— start —

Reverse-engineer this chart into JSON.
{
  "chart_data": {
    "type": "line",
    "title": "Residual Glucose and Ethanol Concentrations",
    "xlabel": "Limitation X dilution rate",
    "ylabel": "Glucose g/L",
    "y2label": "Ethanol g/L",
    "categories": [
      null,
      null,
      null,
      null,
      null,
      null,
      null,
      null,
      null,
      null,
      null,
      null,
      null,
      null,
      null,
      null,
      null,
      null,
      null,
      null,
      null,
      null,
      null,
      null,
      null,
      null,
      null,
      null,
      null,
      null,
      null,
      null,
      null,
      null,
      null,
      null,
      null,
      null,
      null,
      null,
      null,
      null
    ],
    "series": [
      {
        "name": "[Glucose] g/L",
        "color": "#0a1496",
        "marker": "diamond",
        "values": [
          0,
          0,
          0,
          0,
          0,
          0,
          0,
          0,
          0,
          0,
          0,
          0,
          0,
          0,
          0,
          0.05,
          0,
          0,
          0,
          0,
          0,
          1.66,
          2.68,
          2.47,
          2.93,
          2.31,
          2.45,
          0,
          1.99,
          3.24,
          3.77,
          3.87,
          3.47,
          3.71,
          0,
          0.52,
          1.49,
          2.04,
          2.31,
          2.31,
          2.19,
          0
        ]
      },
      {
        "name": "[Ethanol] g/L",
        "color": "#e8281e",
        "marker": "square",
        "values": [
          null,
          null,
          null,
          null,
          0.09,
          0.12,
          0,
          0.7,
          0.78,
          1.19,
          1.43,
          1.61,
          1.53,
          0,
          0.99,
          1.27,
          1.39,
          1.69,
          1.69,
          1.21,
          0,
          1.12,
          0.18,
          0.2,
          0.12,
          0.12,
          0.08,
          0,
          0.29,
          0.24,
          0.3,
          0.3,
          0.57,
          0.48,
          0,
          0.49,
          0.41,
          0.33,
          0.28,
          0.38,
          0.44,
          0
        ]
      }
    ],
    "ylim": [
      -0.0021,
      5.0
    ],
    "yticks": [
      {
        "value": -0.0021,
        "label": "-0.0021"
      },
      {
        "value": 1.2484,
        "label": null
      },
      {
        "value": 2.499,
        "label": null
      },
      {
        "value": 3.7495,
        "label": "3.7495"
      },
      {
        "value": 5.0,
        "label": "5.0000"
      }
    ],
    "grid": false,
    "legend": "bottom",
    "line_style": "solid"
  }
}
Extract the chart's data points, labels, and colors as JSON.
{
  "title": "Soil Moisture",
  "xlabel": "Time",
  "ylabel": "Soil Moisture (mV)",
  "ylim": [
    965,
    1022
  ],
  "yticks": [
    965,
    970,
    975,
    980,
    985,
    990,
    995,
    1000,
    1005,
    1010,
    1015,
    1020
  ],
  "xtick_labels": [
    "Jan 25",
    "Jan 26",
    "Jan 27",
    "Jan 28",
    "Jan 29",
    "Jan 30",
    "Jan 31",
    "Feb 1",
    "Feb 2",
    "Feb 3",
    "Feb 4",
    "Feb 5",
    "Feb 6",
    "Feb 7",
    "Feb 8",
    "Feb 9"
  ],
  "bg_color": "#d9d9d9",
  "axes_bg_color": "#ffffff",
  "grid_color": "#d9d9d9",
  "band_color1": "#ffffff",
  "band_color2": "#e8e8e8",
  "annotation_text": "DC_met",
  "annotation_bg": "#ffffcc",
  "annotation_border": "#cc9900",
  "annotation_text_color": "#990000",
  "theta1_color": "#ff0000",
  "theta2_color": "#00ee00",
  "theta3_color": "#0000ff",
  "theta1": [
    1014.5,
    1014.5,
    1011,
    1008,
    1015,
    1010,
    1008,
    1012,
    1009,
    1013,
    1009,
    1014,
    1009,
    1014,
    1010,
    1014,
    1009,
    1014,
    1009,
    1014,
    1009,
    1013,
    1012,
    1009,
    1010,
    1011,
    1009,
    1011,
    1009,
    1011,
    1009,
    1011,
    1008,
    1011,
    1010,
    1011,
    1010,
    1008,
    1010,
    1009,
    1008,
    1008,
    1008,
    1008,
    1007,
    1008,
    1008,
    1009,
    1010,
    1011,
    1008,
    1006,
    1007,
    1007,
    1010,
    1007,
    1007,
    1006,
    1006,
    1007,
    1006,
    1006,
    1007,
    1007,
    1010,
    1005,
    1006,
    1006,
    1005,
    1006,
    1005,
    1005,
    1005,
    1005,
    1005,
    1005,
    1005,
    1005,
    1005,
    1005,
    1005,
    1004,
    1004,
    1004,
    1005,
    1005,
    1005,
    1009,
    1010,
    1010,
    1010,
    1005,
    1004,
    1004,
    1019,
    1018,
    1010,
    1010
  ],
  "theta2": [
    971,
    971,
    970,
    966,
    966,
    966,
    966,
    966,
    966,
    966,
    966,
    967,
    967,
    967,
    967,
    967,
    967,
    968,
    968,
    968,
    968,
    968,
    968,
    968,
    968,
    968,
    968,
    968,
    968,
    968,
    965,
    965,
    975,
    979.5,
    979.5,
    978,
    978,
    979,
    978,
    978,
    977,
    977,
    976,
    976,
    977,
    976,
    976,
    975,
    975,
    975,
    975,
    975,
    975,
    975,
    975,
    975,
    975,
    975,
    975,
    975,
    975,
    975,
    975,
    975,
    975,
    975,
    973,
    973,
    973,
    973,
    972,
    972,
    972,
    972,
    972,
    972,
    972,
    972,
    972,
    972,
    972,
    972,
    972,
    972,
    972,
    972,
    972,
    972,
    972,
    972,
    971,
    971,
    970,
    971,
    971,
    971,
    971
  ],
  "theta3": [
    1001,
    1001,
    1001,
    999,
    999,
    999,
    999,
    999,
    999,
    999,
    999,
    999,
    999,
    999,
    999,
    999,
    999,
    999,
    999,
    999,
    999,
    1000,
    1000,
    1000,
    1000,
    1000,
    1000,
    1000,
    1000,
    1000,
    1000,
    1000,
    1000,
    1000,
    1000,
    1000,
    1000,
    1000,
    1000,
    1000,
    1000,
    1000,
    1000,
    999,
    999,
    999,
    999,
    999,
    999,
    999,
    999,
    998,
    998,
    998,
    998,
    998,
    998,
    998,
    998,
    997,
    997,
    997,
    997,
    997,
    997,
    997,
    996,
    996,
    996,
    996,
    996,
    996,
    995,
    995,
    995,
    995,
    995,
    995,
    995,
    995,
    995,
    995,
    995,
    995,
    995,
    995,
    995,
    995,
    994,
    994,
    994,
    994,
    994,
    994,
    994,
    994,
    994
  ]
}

— end —

Your objective →
Of the lines above, how many hold the string "Soil"? Answer with only the number.

Right answer →
2